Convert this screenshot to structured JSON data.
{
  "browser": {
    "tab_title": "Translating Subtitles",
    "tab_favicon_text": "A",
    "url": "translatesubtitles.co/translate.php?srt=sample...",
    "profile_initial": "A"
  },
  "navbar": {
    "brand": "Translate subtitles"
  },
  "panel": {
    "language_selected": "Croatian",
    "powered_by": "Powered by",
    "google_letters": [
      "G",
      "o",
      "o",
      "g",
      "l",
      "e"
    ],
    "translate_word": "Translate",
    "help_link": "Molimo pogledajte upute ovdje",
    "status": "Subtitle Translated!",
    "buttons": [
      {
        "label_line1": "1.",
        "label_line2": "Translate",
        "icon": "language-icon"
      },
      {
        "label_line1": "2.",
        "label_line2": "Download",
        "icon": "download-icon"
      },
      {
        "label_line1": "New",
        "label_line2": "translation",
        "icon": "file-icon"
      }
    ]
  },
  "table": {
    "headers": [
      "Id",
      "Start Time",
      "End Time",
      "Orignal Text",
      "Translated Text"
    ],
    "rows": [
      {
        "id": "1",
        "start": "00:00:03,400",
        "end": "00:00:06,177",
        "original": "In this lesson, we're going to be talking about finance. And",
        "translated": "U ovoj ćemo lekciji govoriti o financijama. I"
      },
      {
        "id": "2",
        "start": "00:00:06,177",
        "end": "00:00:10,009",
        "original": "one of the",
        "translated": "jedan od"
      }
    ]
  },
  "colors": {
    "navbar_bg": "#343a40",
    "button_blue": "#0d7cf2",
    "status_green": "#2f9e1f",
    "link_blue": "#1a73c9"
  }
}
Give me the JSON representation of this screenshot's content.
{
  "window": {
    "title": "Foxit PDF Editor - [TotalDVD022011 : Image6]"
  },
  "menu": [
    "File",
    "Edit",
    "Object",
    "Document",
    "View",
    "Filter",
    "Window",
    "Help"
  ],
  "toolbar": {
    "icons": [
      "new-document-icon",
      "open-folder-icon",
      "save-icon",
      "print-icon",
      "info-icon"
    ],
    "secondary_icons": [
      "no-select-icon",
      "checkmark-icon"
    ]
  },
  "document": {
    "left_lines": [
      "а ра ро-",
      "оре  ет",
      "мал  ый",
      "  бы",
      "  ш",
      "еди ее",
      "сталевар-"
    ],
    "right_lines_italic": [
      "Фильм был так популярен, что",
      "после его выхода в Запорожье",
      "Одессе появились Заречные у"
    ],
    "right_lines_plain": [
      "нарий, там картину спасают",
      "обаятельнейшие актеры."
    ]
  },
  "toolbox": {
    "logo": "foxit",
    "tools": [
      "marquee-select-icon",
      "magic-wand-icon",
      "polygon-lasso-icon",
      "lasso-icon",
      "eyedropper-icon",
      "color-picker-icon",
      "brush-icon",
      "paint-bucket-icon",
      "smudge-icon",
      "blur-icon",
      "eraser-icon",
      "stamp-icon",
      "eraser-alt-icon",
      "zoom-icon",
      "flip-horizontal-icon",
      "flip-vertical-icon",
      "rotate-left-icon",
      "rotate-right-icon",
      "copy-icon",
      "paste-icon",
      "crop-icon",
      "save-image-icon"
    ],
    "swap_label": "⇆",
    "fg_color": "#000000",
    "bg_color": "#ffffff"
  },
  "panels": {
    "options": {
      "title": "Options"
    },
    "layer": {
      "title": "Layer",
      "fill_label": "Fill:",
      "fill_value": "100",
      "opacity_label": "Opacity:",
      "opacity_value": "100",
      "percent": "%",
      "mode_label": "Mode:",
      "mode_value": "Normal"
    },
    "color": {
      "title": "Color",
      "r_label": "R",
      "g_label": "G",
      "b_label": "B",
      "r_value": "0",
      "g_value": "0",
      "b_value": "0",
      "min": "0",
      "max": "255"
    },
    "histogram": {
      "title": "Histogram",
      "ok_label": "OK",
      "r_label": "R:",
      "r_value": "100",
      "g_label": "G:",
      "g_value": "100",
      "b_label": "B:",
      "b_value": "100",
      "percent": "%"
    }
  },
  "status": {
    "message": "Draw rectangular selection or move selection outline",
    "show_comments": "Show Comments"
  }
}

____________

Check every line for "flip" and show the ones that have it.

      "flip-horizontal-icon",
      "flip-vertical-icon",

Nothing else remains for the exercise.